Uyuşturucu maddenin eroin, kokain, morfin, sentetik kannabinoid ve türevleri veya bazmorfin olması, üçüncü fıkrada tanımlanan suçun konu bakımından nitelikli unsurunu oluşturmakta ve verilecek cezanın artırılmasını gerektirmektedir.
Uyuşturucu veya uyarıcı madde nakletme ve sevk etme birbirinden farklıdır. Nakledenin, uyuşturucu veya uyarıcı maddenin maliki veya zilyedi olması zorunlu değildir. Nakleden, uyuşturucu veya uyarıcı maddeyi bizzat veya adamları aracılığı ile götüren kişidir. Uyuşturucu veya uyarıcı maddenin nakledilmesi bedel karşılığı olabileceği gibi bedelsiz de olabilir. Failin naklettiği eşyanın uyuşturucu veya uyarıcı madde olduğunu bilmesi suçun oluşumu için yeterlidir.
Uyuşturucu madde ticareti yapma suçunun üç veya daha fazla kişi tarafından birlikte işlenmesi hâlinde verilecek cezanın yarı oranında artırılacağı öngörülmüştür. Bu nitelikli hâlin uygulanması için üç veya daha fazla kişinin suçun icra hareketlerini müşterek fail olarak sorumluluğu gerektirecek şekilde birlikte gerçekleştirmiş olmaları gerekir. Şerikler, yani suça azmettiren veya yardım edenler bu sayıya dahil değildir.
T.C.
YARGITAY
20. CEZA DAİRESİ
E. 2017/118
K. 2018/2637
T. 4.6.2018
• UYUŞTURUCU MADDE TİCARETİ YAPMA SUÇU ( Sanığın Üzerinde Ele Geçirilen Uyuşturucu
• ZİNCİRLEME SUÇ ( Sanığın Uyuşturucu Madde Ticareti Yaptığına Dair İkinci Bir Eylemi Tesbit Edilemediği Bu Sebeple Tek Olan Eyleminin Bir Suç Oluşturduğu Gözetilmeden Sanık Hakkında Zincirleme Suç Hükümleri Uygulanarak Artırım Yapılması Suretiyle Fazla Ceza Tayininin Hatalı Olduğu )

-.-.-

— Görev Özeti 1 —
Uyuşturucu madde ticaretine dair alıntılanan metne göre aşağıdaki soruları yanıtlayın.
(a) Üçüncü fıkradaki suçun konu bakımından nitelikli unsurunu hangi maddeler oluşturur?
(b) Nakledenin, taşıdığı maddenin maliki veya zilyedi olması zorunlu mudur?
(c) Suç üç veya daha fazla kişi tarafından birlikte işlenirse ceza hangi oranda artırılır?
— Görev Özeti 2 —
Uyuşturucu madde ticaretine dair alıntılanan metinde "Uyuşturucu veya uyarıcı madde nakletme ve sevk etme" sözleriyle başlayan paragrafı, temel bilgilerini koruyarak madde işaretli bir liste hâline getirin.
— Görev Özeti 3 —
Uyuşturucu madde ticaretine dair alıntılanan metni son cümlesinden sonrasıyla sürdürün.

— Sağlanan Malzeme —
-.-.-

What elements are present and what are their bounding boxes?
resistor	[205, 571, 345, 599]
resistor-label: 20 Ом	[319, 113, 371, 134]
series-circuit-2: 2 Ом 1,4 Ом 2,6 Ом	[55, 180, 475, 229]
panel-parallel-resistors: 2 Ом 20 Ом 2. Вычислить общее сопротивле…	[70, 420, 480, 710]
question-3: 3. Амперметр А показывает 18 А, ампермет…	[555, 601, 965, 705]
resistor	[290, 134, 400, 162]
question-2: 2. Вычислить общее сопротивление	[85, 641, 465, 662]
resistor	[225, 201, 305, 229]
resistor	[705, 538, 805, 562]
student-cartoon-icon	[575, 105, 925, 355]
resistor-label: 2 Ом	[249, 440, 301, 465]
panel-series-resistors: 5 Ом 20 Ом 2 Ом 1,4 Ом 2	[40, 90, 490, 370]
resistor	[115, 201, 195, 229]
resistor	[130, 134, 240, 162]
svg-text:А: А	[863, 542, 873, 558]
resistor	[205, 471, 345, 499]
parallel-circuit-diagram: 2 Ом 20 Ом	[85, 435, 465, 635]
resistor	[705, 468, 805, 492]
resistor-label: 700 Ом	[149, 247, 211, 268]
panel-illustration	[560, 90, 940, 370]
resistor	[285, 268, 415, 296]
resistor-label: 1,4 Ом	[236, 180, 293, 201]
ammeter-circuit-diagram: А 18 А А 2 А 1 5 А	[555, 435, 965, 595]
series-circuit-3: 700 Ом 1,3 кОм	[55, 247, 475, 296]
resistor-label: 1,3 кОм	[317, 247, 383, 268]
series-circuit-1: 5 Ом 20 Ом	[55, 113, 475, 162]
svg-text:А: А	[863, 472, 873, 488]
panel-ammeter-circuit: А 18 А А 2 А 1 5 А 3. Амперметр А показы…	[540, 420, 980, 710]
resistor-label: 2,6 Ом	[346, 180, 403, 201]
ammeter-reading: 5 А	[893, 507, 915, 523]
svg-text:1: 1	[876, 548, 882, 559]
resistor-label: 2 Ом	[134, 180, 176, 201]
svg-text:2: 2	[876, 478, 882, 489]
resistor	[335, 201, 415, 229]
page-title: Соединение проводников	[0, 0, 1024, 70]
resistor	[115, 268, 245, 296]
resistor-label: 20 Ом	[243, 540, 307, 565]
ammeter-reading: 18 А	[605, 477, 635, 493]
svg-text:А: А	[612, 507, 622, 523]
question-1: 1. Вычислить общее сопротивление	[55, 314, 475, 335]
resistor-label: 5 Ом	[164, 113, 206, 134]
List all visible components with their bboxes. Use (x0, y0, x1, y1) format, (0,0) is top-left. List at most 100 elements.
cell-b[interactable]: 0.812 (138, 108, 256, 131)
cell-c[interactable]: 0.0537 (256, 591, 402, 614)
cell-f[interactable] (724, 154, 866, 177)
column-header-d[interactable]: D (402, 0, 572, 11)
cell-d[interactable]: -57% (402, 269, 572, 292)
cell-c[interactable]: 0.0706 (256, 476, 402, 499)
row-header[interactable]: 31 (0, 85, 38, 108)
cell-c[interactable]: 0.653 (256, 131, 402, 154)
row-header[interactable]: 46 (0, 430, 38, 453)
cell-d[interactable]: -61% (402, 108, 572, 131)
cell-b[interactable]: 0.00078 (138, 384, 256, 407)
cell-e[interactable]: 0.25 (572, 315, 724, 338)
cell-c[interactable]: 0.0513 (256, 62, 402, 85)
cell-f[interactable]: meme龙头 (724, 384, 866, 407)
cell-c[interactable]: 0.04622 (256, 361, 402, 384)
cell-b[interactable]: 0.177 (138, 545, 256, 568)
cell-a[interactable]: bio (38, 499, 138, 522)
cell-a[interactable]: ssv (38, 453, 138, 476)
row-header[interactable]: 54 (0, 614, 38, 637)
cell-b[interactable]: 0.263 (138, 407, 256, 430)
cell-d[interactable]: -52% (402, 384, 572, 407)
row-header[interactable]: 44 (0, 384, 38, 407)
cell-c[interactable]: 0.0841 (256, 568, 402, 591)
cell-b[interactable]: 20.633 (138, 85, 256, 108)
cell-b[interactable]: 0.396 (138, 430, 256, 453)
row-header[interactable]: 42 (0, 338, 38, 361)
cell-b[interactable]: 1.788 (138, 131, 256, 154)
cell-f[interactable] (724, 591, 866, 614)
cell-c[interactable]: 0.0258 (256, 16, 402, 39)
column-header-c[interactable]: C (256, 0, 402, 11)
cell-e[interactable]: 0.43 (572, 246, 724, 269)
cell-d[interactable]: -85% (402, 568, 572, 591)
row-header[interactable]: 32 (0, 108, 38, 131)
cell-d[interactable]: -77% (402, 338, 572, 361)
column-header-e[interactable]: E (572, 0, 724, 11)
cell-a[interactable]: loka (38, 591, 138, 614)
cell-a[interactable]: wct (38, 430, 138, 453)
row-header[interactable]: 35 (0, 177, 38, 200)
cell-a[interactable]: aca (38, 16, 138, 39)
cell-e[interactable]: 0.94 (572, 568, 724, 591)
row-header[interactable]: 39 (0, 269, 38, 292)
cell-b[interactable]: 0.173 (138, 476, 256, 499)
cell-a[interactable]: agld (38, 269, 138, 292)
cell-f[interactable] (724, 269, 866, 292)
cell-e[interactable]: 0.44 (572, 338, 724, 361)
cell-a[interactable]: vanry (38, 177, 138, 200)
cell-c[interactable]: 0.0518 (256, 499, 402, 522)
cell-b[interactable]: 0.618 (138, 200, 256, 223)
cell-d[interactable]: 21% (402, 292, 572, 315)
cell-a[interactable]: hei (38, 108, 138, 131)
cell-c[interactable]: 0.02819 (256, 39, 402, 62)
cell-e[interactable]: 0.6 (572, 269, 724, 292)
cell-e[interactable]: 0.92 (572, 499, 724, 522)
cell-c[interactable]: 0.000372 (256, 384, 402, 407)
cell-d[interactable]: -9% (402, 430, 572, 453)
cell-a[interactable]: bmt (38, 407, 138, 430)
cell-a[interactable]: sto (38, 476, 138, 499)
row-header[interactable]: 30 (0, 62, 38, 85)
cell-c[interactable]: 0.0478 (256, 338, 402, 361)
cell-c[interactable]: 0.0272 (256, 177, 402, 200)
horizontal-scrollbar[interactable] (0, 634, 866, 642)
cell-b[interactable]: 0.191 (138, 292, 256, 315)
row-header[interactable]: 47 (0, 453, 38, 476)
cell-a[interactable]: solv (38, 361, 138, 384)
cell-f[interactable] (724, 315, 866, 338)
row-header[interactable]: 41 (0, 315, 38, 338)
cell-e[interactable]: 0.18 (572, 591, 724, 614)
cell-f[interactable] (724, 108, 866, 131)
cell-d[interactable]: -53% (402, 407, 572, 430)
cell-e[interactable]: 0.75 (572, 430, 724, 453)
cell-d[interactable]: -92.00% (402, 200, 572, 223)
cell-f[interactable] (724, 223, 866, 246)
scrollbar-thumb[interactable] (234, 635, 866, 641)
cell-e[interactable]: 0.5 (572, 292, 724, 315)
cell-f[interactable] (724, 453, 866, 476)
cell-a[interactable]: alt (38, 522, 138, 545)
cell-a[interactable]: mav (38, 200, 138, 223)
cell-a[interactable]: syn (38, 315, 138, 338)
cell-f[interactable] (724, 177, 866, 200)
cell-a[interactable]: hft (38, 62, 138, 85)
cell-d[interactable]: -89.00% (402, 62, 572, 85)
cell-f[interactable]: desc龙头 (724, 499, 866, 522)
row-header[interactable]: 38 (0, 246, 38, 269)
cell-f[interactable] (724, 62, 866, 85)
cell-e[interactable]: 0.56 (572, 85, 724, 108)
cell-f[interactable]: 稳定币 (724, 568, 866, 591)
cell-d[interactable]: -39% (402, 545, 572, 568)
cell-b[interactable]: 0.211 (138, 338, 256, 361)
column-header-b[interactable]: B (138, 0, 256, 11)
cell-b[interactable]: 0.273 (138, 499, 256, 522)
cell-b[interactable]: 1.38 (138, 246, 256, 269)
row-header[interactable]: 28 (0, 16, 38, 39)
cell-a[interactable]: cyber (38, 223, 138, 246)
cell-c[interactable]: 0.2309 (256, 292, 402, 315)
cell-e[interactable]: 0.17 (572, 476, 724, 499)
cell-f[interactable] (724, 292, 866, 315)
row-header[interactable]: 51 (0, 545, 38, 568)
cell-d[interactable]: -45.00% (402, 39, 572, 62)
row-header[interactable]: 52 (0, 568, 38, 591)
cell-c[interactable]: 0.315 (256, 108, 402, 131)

-.-.-

— Beklenen Çıktı 1 —
(a) Eroin, kokain, morfin, sentetik kannabinoid ve türevleri veya bazmorfin.
(b) Hayır, zorunlu değildir.
(c) Yarı oranında.

— Beklenen Çıktı 2 —
- Uyuşturucu veya uyarıcı madde nakletme ile sevk etme farklı eylemlerdir.
- Nakledenin, maddenin maliki veya zilyedi olması gerekmez.
- Nakleden, maddeyi bizzat veya adamları aracılığıyla götüren kişidir.
- Nakil bedel karşılığında da bedelsiz de yapılabilir.
- Suçun oluşması için failin, naklettiği eşyanın uyuşturucu veya uyarıcı madde olduğunu bilmesi yeterlidir.

— Beklenen Çıktı 3 —
• DELİL YETERSİZLİĞİ ( Aramada Sanığın Üzerinde Ele Geçirilen Uyuşturucu
5237/m.43
ÖZET : Dosyadaki bilgi ve belgelere göre sanıktan 207 adet MDMA ihtiva eden hap ele geçirildiği eylemi sabit ise de; sanığın diğer sanığa teslim etmek üzere naklettiği 100 adet MDMA ihtiva eden hapın ele geçirildiği olayda, sanığın, diğer sanığı suça konu hapları alması konusunda yönlendirip azmettirdiğine dair farklı anlamlar taşıyabilecek telefon
DAVA : Dosya incelendi.
GEREĞİ GÖRÜŞÜLÜP DÜŞÜNÜLDÜ:
KARAR : Sanıklar … ve….. ile arkadaşları hakkında uyuşturucu madde ticareti yapma suçundan Dairemizin 2015/10883 sırasına kayıtlı Yalova Ağır Ceza Mahkemesi’nin 2011/200 esas ve 2012/135 karar sayılı dosyası, bağlantı sebebiyle birlikte incelenmiştir.
A- )Sanık … hakkında kullanmak için uyuşturucu madde bulundurma suçundan verilen kararın incelenmesinde :
Kullanmak için uyuşturucu veya uyarıcı madde satın alma, kabul etme veya bulundurma suçundan dolayı, 5237 Sayılı TCK’nın 191. maddesinin 2. fıkrası gereğince verilen “denetimli serbestlik tedbiri uygulanmasına” veya “tedavi ve denetimli serbestlik tedbiri uygulanmasına” dair kararlar, sözü edilen fıkraya 14.04.2011 tarihinde yürürlüğe giren 6217 Sayılı Kanun’un 20. maddesiyle eklenen son cümleye göre, durma kararı niteliğinde olup itiraz kanun yoluna tabi olması nedeniyle, itirazla ilgili gerekli kararın yetkili ve görevli itiraz merciince verilmesi için, dosyanın incelenmeksizin Yargıtay Cumhuriyet Başsavcılığı’na İADESİNE,
B- )Sanıklar …, …,…., …, …, … ve … hakkında uyuşturucu madde ticareti yapma suçundan verilen beraat hükmünün incelenmesinde:
Yargılama sürecindeki işlemlerin yasaya uygun olarak yapıldığı, delillerin gerekçeli kararda gösterilip tartışıldığı, vicdanî kanının dosya içindeki belge ve bilgilerle uyumlu olarak kesin verilere dayandırıldığı anlaşıldığından; Cumhuriyet savcısının yerinde görülmeyen temyiz itirazlarının reddiyle, hükmün ONANMASINA,
C- )Sanıklar …, …, … ve … hakkında uyuşturucu madde ticareti yapma suçundan verilen hükümlerin incelenmesinde:
TCK’nın 53. maddesinin uygulanması ile ilgili olarak Anayasa Mahkemesi’nin 08.10.2015 tarih ve E.2014/140; K.2015/85 Sayılı kararının infaz aşamasında gözetilmesi mümkün görülmüştür.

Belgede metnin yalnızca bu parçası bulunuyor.